[begin ENTRIES]

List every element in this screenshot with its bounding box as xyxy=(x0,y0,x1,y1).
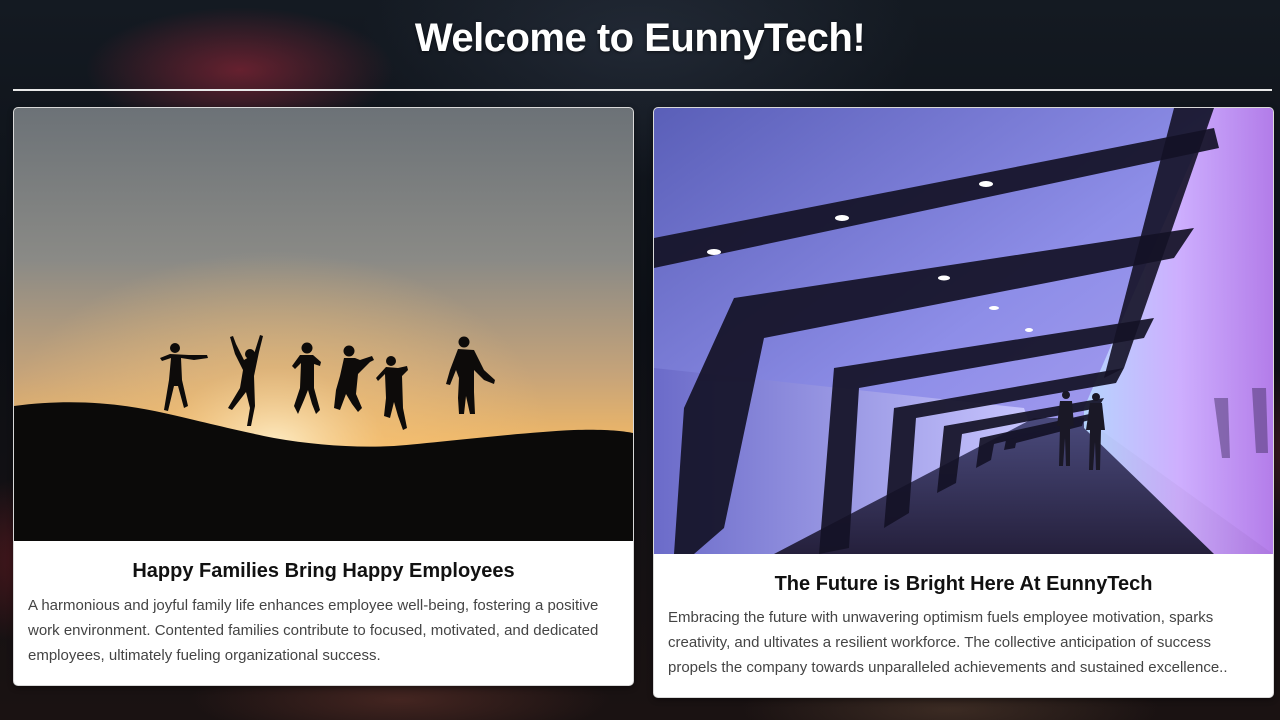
neon-corridor-image xyxy=(654,108,1273,554)
card-description: A harmonious and joyful family life enha… xyxy=(28,597,599,664)
card-bright-future: The Future is Bright Here At EunnyTech E… xyxy=(653,107,1274,698)
sunset-silhouette-image xyxy=(14,108,633,541)
card-title: Happy Families Bring Happy Employees xyxy=(132,560,515,582)
card-image-sunset xyxy=(14,108,633,541)
card-image-corridor xyxy=(654,108,1273,554)
card-description: Embracing the future with unwavering opt… xyxy=(668,609,1228,676)
page-title: Welcome to EunnyTech! xyxy=(414,16,866,60)
card-title: The Future is Bright Here At EunnyTech xyxy=(774,573,1153,595)
header-divider xyxy=(13,89,1272,91)
card-happy-families: Happy Families Bring Happy Employees A h… xyxy=(13,107,634,686)
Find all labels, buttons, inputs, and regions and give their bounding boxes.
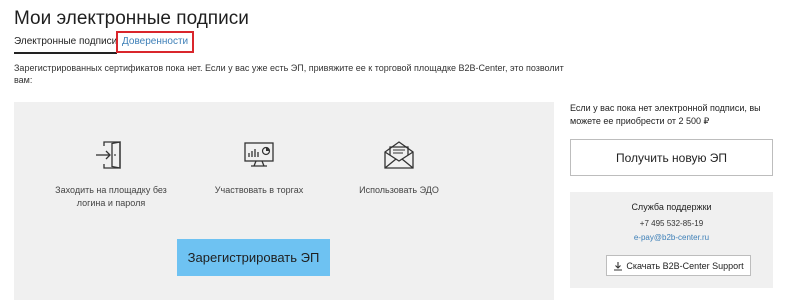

[end ENTRIES]

__WHAT THE EXERCISE ASKS__.
Rewrite the records above with "bounding" replaced by "enclosing" throughout, keeping everything else the same. Please omit the pictures.

__RESULT OF THIS EXERCISE__.
List every element in this screenshot with its enclosing box as xyxy=(x0,y0,x1,y1).
neon-corridor-image xyxy=(654,108,1273,554)
card-description: A harmonious and joyful family life enha… xyxy=(28,597,599,664)
card-bright-future: The Future is Bright Here At EunnyTech E… xyxy=(653,107,1274,698)
sunset-silhouette-image xyxy=(14,108,633,541)
card-title: Happy Families Bring Happy Employees xyxy=(132,560,515,582)
card-image-sunset xyxy=(14,108,633,541)
card-image-corridor xyxy=(654,108,1273,554)
card-description: Embracing the future with unwavering opt… xyxy=(668,609,1228,676)
page-title: Welcome to EunnyTech! xyxy=(414,16,866,60)
card-title: The Future is Bright Here At EunnyTech xyxy=(774,573,1153,595)
header-divider xyxy=(13,89,1272,91)
card-happy-families: Happy Families Bring Happy Employees A h… xyxy=(13,107,634,686)
Find all labels, buttons, inputs, and regions and give their enclosing boxes.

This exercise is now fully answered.